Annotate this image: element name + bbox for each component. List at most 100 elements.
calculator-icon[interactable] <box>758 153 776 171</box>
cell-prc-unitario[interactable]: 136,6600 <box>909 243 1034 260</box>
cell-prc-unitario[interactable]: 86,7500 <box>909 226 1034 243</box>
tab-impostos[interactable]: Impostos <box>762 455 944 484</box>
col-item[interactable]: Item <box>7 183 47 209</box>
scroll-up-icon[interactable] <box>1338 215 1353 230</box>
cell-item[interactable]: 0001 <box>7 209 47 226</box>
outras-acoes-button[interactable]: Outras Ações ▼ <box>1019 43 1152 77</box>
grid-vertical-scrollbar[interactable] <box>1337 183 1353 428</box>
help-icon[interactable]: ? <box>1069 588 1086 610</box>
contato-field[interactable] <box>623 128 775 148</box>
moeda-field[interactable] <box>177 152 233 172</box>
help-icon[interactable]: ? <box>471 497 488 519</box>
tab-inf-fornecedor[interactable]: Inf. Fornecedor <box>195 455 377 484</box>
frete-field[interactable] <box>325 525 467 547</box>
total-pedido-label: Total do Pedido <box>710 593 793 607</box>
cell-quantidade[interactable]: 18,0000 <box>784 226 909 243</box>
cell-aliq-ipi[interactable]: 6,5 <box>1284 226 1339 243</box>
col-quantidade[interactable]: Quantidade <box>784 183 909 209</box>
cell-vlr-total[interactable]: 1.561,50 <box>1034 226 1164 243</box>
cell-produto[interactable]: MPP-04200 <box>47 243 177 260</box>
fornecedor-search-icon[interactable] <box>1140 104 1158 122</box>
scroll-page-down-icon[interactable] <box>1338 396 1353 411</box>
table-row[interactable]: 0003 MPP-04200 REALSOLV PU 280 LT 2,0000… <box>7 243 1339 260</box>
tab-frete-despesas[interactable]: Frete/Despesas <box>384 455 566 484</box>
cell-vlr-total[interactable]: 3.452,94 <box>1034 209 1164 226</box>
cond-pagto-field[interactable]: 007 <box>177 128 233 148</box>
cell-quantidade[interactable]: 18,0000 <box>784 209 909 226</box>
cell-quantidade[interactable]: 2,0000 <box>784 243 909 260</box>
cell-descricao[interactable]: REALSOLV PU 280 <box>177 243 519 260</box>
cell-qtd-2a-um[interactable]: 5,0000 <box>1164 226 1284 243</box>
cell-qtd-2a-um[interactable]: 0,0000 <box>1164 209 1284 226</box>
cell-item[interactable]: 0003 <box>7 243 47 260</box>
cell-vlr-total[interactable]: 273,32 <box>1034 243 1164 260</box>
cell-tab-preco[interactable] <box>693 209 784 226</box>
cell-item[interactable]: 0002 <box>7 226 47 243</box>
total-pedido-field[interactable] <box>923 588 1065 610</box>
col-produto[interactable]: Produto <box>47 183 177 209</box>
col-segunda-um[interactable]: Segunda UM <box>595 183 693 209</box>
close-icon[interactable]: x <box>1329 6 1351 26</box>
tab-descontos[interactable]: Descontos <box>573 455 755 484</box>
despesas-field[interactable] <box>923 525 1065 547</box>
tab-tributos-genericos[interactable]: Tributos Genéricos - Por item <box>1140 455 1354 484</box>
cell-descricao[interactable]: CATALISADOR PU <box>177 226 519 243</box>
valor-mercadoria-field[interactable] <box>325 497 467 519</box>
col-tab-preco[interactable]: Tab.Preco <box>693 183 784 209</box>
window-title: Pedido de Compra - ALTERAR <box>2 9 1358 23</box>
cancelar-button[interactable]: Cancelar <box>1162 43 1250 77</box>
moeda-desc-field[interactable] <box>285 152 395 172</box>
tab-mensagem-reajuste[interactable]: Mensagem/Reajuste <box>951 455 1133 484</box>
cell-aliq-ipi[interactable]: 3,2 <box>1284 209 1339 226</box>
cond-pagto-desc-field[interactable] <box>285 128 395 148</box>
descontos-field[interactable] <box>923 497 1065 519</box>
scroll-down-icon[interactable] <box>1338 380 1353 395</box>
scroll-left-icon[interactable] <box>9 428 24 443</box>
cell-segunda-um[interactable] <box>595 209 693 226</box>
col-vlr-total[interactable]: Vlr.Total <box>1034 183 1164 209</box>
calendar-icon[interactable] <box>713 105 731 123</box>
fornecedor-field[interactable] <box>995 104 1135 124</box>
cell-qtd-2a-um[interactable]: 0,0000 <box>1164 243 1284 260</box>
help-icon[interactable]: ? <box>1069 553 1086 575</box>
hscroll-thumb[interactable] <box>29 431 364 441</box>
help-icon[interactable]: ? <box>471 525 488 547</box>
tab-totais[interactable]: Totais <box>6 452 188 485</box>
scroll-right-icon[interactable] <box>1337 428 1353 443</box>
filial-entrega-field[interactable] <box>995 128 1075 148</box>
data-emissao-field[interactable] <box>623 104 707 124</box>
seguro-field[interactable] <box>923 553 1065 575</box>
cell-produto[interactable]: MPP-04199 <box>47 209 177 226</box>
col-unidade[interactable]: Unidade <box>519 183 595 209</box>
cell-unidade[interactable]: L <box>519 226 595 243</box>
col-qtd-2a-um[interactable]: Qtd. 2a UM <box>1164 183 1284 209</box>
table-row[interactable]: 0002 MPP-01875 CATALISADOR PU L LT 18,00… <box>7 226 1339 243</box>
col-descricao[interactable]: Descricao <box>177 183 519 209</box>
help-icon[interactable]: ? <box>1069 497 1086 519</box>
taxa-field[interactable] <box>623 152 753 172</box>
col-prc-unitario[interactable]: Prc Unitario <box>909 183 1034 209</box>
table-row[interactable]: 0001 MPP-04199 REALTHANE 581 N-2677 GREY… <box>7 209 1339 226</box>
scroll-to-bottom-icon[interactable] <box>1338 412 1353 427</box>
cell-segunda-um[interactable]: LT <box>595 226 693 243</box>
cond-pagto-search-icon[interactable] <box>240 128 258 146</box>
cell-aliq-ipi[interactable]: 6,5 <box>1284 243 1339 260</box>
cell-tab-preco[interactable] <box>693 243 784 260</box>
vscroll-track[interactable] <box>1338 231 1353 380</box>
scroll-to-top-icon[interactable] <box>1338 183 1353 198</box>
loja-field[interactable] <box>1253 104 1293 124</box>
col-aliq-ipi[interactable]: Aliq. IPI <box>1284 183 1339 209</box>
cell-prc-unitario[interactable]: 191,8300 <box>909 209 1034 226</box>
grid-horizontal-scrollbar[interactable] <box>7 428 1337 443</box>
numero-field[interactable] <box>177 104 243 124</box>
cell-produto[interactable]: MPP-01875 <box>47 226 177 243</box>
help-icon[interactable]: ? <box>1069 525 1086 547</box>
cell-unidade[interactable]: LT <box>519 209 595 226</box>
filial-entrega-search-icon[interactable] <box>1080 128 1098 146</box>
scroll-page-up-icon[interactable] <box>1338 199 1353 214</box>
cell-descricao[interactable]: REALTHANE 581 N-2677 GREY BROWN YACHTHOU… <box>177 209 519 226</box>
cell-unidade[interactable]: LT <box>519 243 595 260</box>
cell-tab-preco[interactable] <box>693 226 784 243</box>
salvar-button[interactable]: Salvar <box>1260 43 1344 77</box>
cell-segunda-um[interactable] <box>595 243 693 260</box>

-----

### Exercise goal
Reproduce every line of the records above verbatim, in the same order.

### Solution to the exercise
Annotate this image: element name + bbox for each component. List at most 100 elements.
calculator-icon[interactable] <box>758 153 776 171</box>
cell-prc-unitario[interactable]: 136,6600 <box>909 243 1034 260</box>
cell-prc-unitario[interactable]: 86,7500 <box>909 226 1034 243</box>
tab-impostos[interactable]: Impostos <box>762 455 944 484</box>
col-item[interactable]: Item <box>7 183 47 209</box>
scroll-up-icon[interactable] <box>1338 215 1353 230</box>
cell-item[interactable]: 0001 <box>7 209 47 226</box>
outras-acoes-button[interactable]: Outras Ações ▼ <box>1019 43 1152 77</box>
grid-vertical-scrollbar[interactable] <box>1337 183 1353 428</box>
help-icon[interactable]: ? <box>1069 588 1086 610</box>
contato-field[interactable] <box>623 128 775 148</box>
moeda-field[interactable] <box>177 152 233 172</box>
help-icon[interactable]: ? <box>471 497 488 519</box>
tab-inf-fornecedor[interactable]: Inf. Fornecedor <box>195 455 377 484</box>
frete-field[interactable] <box>325 525 467 547</box>
total-pedido-label: Total do Pedido <box>710 593 793 607</box>
cell-quantidade[interactable]: 18,0000 <box>784 226 909 243</box>
cell-aliq-ipi[interactable]: 6,5 <box>1284 226 1339 243</box>
col-quantidade[interactable]: Quantidade <box>784 183 909 209</box>
cell-vlr-total[interactable]: 1.561,50 <box>1034 226 1164 243</box>
cell-produto[interactable]: MPP-04200 <box>47 243 177 260</box>
fornecedor-search-icon[interactable] <box>1140 104 1158 122</box>
scroll-page-down-icon[interactable] <box>1338 396 1353 411</box>
table-row[interactable]: 0003 MPP-04200 REALSOLV PU 280 LT 2,0000… <box>7 243 1339 260</box>
tab-frete-despesas[interactable]: Frete/Despesas <box>384 455 566 484</box>
cell-vlr-total[interactable]: 3.452,94 <box>1034 209 1164 226</box>
cond-pagto-field[interactable]: 007 <box>177 128 233 148</box>
cell-quantidade[interactable]: 18,0000 <box>784 209 909 226</box>
cell-quantidade[interactable]: 2,0000 <box>784 243 909 260</box>
cell-descricao[interactable]: REALSOLV PU 280 <box>177 243 519 260</box>
cell-qtd-2a-um[interactable]: 5,0000 <box>1164 226 1284 243</box>
cell-qtd-2a-um[interactable]: 0,0000 <box>1164 209 1284 226</box>
cell-item[interactable]: 0003 <box>7 243 47 260</box>
cell-vlr-total[interactable]: 273,32 <box>1034 243 1164 260</box>
cell-tab-preco[interactable] <box>693 209 784 226</box>
cell-item[interactable]: 0002 <box>7 226 47 243</box>
total-pedido-field[interactable] <box>923 588 1065 610</box>
col-produto[interactable]: Produto <box>47 183 177 209</box>
col-segunda-um[interactable]: Segunda UM <box>595 183 693 209</box>
close-icon[interactable]: x <box>1329 6 1351 26</box>
tab-descontos[interactable]: Descontos <box>573 455 755 484</box>
despesas-field[interactable] <box>923 525 1065 547</box>
tab-tributos-genericos[interactable]: Tributos Genéricos - Por item <box>1140 455 1354 484</box>
cell-descricao[interactable]: CATALISADOR PU <box>177 226 519 243</box>
valor-mercadoria-field[interactable] <box>325 497 467 519</box>
col-tab-preco[interactable]: Tab.Preco <box>693 183 784 209</box>
window-title: Pedido de Compra - ALTERAR <box>2 9 1358 23</box>
cancelar-button[interactable]: Cancelar <box>1162 43 1250 77</box>
moeda-desc-field[interactable] <box>285 152 395 172</box>
tab-mensagem-reajuste[interactable]: Mensagem/Reajuste <box>951 455 1133 484</box>
cell-aliq-ipi[interactable]: 3,2 <box>1284 209 1339 226</box>
cond-pagto-desc-field[interactable] <box>285 128 395 148</box>
descontos-field[interactable] <box>923 497 1065 519</box>
scroll-down-icon[interactable] <box>1338 380 1353 395</box>
scroll-left-icon[interactable] <box>9 428 24 443</box>
cell-segunda-um[interactable] <box>595 209 693 226</box>
col-vlr-total[interactable]: Vlr.Total <box>1034 183 1164 209</box>
calendar-icon[interactable] <box>713 105 731 123</box>
fornecedor-field[interactable] <box>995 104 1135 124</box>
cell-qtd-2a-um[interactable]: 0,0000 <box>1164 243 1284 260</box>
help-icon[interactable]: ? <box>1069 553 1086 575</box>
hscroll-thumb[interactable] <box>29 431 364 441</box>
help-icon[interactable]: ? <box>471 525 488 547</box>
tab-totais[interactable]: Totais <box>6 452 188 485</box>
scroll-right-icon[interactable] <box>1337 428 1353 443</box>
filial-entrega-field[interactable] <box>995 128 1075 148</box>
data-emissao-field[interactable] <box>623 104 707 124</box>
seguro-field[interactable] <box>923 553 1065 575</box>
cell-produto[interactable]: MPP-04199 <box>47 209 177 226</box>
col-unidade[interactable]: Unidade <box>519 183 595 209</box>
cell-unidade[interactable]: L <box>519 226 595 243</box>
col-qtd-2a-um[interactable]: Qtd. 2a UM <box>1164 183 1284 209</box>
table-row[interactable]: 0002 MPP-01875 CATALISADOR PU L LT 18,00… <box>7 226 1339 243</box>
col-descricao[interactable]: Descricao <box>177 183 519 209</box>
help-icon[interactable]: ? <box>1069 497 1086 519</box>
taxa-field[interactable] <box>623 152 753 172</box>
col-prc-unitario[interactable]: Prc Unitario <box>909 183 1034 209</box>
table-row[interactable]: 0001 MPP-04199 REALTHANE 581 N-2677 GREY… <box>7 209 1339 226</box>
scroll-to-bottom-icon[interactable] <box>1338 412 1353 427</box>
cell-segunda-um[interactable]: LT <box>595 226 693 243</box>
cond-pagto-search-icon[interactable] <box>240 128 258 146</box>
cell-aliq-ipi[interactable]: 6,5 <box>1284 243 1339 260</box>
cell-tab-preco[interactable] <box>693 243 784 260</box>
vscroll-track[interactable] <box>1338 231 1353 380</box>
scroll-to-top-icon[interactable] <box>1338 183 1353 198</box>
loja-field[interactable] <box>1253 104 1293 124</box>
col-aliq-ipi[interactable]: Aliq. IPI <box>1284 183 1339 209</box>
cell-prc-unitario[interactable]: 191,8300 <box>909 209 1034 226</box>
grid-horizontal-scrollbar[interactable] <box>7 428 1337 443</box>
numero-field[interactable] <box>177 104 243 124</box>
cell-produto[interactable]: MPP-01875 <box>47 226 177 243</box>
help-icon[interactable]: ? <box>1069 525 1086 547</box>
cell-unidade[interactable]: LT <box>519 209 595 226</box>
filial-entrega-search-icon[interactable] <box>1080 128 1098 146</box>
scroll-page-up-icon[interactable] <box>1338 199 1353 214</box>
cell-descricao[interactable]: REALTHANE 581 N-2677 GREY BROWN YACHTHOU… <box>177 209 519 226</box>
cell-unidade[interactable]: LT <box>519 243 595 260</box>
cell-tab-preco[interactable] <box>693 226 784 243</box>
salvar-button[interactable]: Salvar <box>1260 43 1344 77</box>
cell-segunda-um[interactable] <box>595 243 693 260</box>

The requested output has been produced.